_What needs to be done_:
How many lines in the entries below include the string "text"? Answer with the number only.

_Data for this task_:
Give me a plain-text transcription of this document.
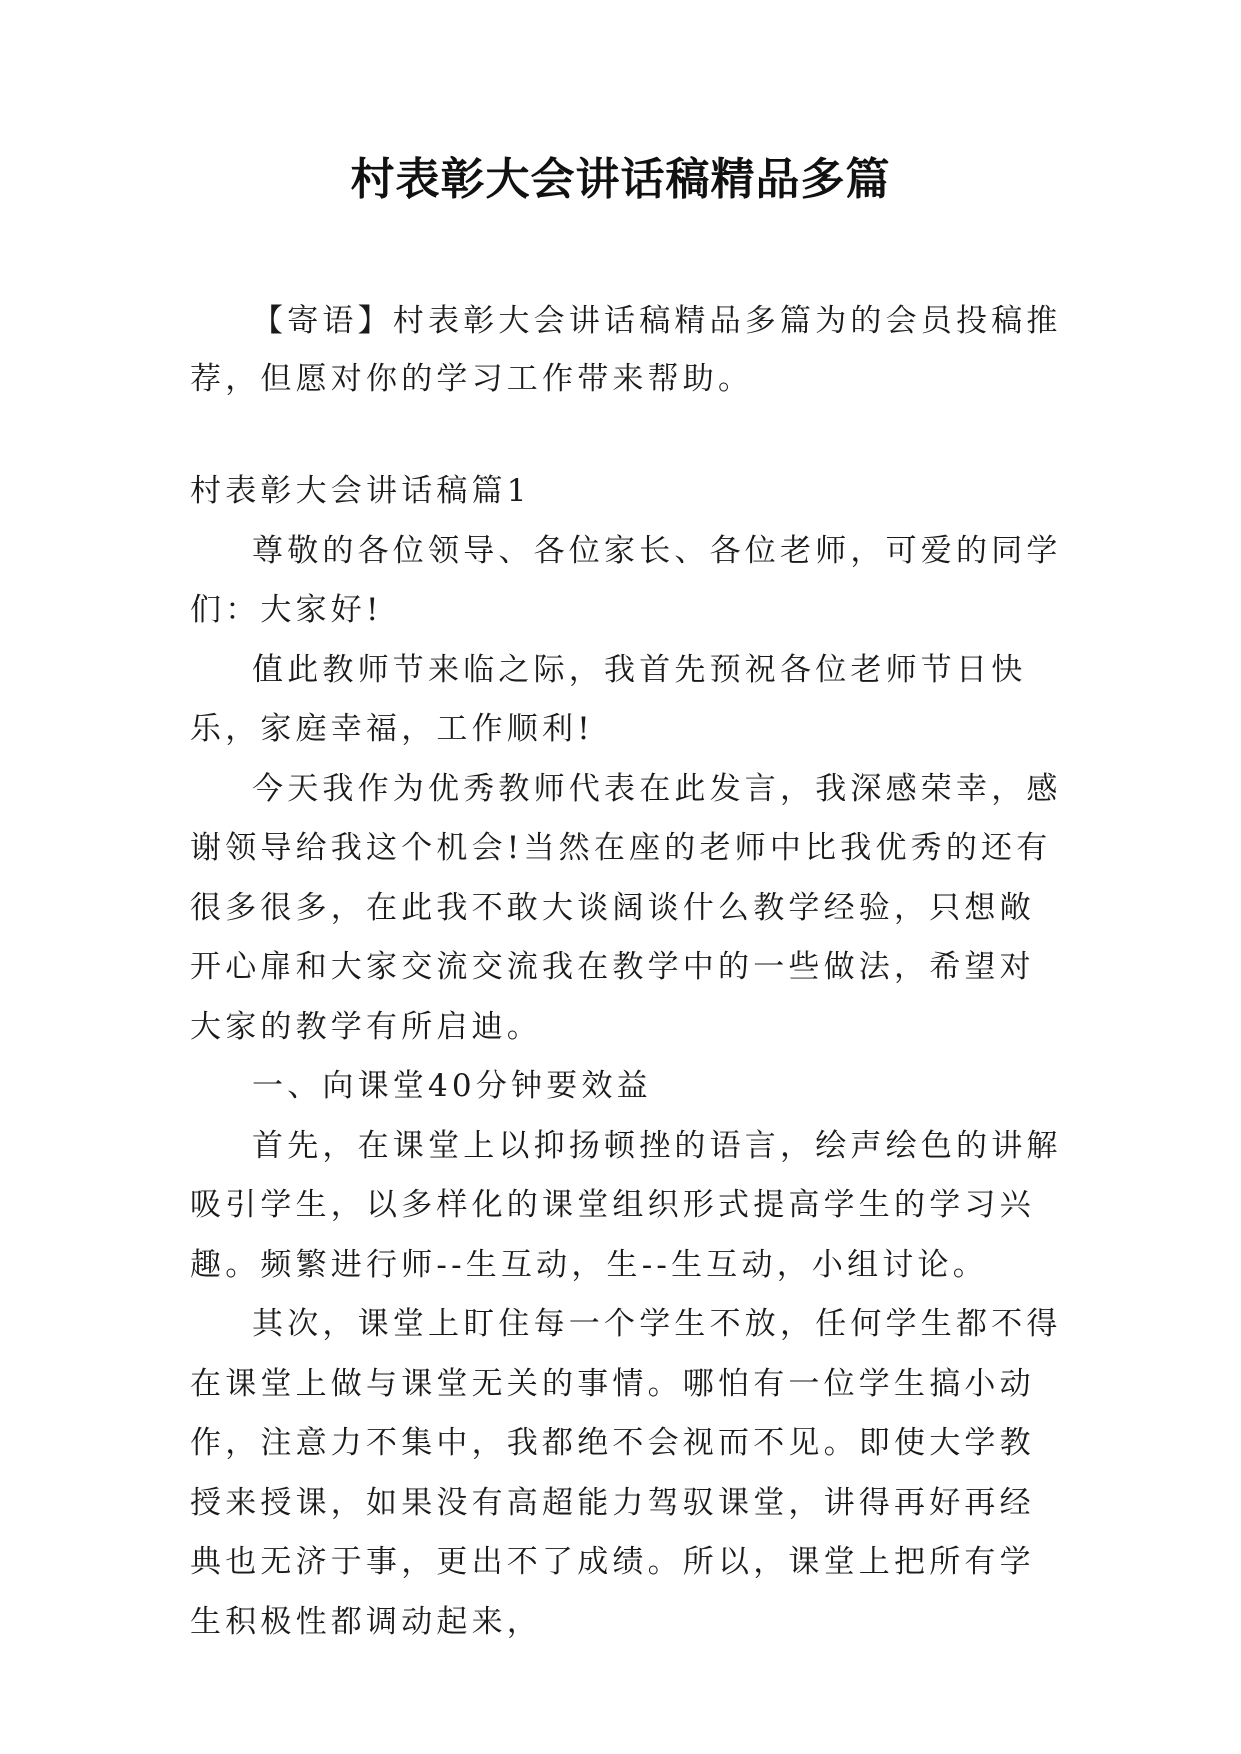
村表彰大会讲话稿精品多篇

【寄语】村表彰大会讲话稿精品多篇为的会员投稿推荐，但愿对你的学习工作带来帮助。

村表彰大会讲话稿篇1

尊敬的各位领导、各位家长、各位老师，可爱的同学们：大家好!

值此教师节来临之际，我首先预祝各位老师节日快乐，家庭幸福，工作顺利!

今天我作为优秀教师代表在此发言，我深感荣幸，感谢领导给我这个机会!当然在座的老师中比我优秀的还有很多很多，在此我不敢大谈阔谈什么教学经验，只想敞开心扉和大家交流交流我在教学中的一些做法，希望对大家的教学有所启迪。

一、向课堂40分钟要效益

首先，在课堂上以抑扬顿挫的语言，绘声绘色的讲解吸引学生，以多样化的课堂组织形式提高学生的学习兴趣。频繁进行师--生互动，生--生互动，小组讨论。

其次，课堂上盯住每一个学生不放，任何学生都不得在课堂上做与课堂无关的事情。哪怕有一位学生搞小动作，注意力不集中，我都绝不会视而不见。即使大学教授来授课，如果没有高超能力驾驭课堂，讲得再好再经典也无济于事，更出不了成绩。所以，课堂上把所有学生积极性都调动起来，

* * *

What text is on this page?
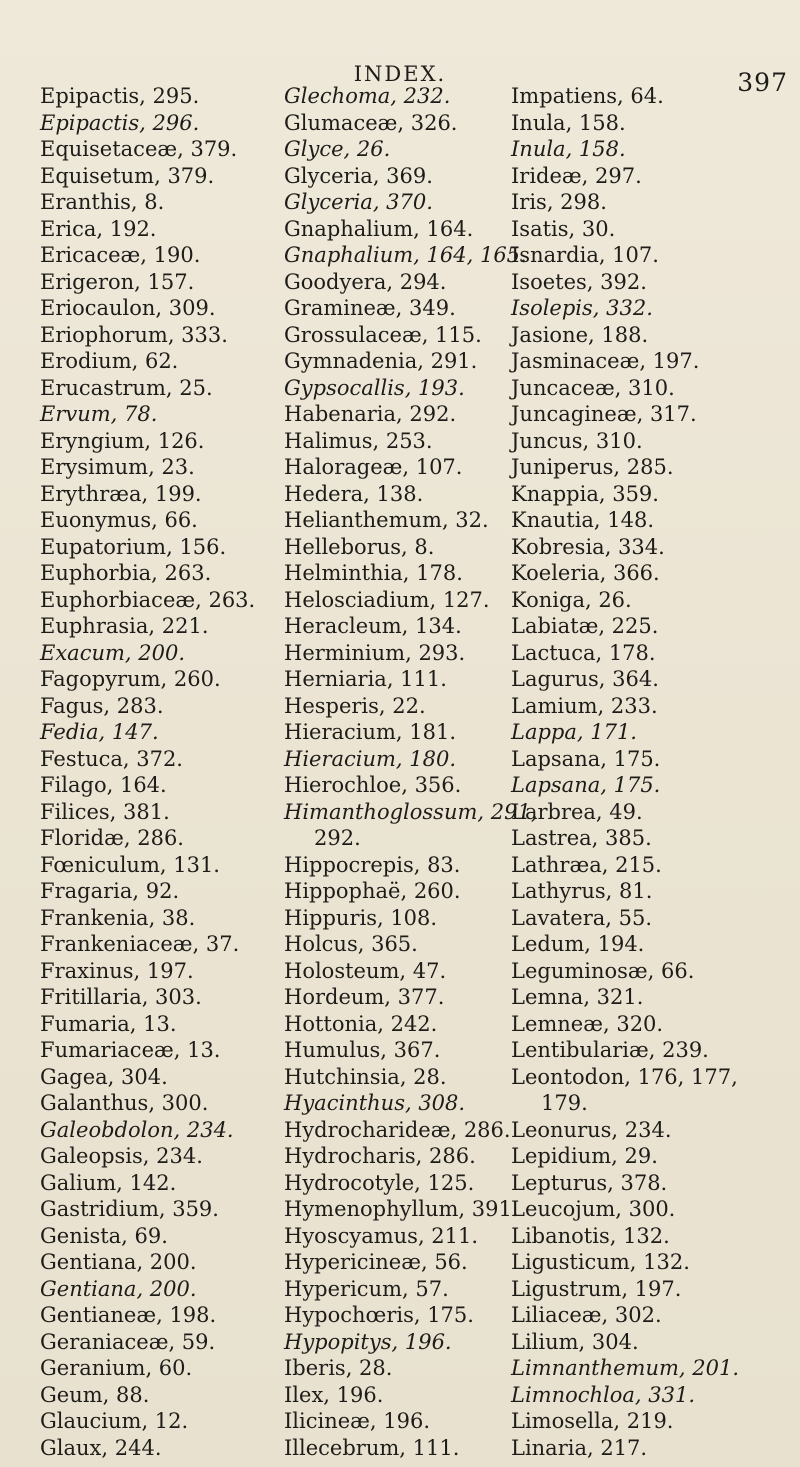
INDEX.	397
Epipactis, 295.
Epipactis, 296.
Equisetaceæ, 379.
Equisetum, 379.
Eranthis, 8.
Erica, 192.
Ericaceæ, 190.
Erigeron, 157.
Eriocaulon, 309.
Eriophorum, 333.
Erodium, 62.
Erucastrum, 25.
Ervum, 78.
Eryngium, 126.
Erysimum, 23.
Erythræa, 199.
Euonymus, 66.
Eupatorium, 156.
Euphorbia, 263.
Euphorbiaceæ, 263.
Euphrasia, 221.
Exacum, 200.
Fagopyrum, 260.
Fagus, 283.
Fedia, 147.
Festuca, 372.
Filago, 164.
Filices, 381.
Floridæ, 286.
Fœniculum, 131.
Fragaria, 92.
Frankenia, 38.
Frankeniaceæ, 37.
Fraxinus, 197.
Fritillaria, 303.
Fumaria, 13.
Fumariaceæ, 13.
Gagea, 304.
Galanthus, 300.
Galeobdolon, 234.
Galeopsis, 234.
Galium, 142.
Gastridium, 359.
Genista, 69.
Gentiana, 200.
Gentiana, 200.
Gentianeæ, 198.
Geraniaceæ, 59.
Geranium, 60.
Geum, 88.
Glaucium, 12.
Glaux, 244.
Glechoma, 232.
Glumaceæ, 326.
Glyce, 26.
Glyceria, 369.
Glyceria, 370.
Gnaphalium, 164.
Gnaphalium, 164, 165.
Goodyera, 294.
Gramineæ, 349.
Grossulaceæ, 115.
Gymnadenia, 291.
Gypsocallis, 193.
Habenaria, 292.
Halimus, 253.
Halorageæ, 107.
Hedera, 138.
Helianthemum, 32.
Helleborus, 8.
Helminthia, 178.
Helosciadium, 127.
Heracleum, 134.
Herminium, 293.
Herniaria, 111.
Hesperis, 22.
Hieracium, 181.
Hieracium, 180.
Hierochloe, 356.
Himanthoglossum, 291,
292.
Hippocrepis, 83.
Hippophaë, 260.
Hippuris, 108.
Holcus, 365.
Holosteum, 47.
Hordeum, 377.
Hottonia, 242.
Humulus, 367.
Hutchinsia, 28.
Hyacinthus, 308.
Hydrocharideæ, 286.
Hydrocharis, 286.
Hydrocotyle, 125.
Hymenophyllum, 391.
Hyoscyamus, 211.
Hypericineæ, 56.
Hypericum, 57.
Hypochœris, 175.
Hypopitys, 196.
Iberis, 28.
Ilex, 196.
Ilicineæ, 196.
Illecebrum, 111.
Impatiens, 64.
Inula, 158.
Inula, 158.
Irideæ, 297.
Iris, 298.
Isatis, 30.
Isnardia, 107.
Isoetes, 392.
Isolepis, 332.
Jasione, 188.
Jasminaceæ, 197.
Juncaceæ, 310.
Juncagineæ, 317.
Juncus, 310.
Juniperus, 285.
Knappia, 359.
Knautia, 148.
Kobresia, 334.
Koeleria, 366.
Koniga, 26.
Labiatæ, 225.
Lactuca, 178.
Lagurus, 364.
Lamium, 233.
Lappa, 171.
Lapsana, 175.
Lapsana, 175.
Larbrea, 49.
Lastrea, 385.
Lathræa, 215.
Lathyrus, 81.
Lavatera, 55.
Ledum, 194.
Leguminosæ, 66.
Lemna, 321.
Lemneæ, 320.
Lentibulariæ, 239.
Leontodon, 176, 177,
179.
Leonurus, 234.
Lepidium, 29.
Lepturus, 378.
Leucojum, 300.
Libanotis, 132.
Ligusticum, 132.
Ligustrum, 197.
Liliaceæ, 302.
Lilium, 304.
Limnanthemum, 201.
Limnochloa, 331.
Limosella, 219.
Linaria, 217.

---

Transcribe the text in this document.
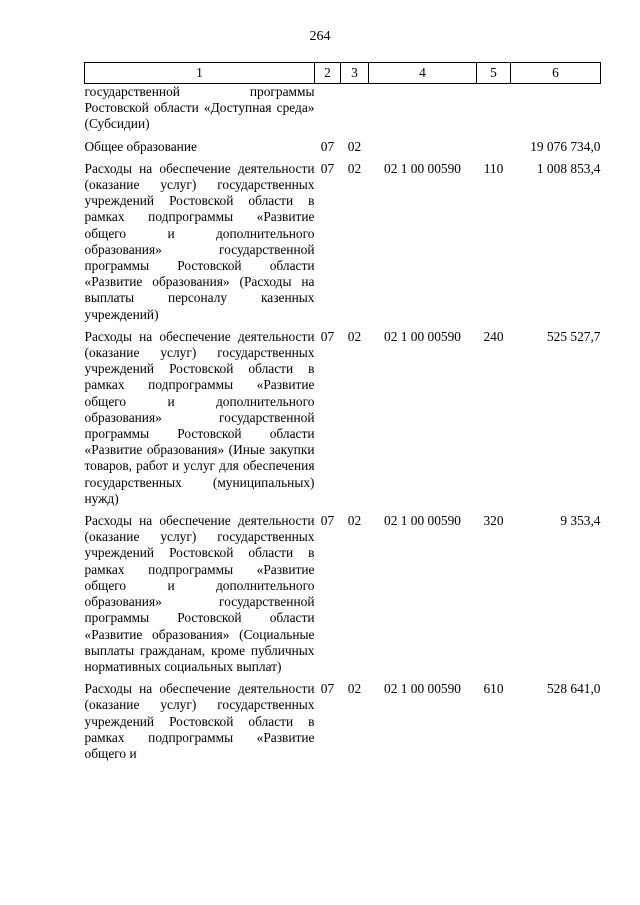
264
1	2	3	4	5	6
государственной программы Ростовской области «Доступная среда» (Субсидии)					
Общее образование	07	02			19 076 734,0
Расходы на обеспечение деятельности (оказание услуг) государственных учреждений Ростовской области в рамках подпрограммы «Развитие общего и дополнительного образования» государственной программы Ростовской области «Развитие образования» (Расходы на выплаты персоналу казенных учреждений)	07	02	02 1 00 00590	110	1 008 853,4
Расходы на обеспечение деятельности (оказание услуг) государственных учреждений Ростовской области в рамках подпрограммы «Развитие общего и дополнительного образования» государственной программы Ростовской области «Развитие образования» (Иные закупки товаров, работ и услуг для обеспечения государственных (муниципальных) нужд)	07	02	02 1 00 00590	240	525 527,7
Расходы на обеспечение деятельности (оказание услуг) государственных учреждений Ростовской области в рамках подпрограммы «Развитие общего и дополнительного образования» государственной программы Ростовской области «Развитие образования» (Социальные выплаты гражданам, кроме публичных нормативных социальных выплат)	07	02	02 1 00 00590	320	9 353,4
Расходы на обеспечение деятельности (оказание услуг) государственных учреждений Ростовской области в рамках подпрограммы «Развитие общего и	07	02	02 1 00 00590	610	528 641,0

_The response_:
3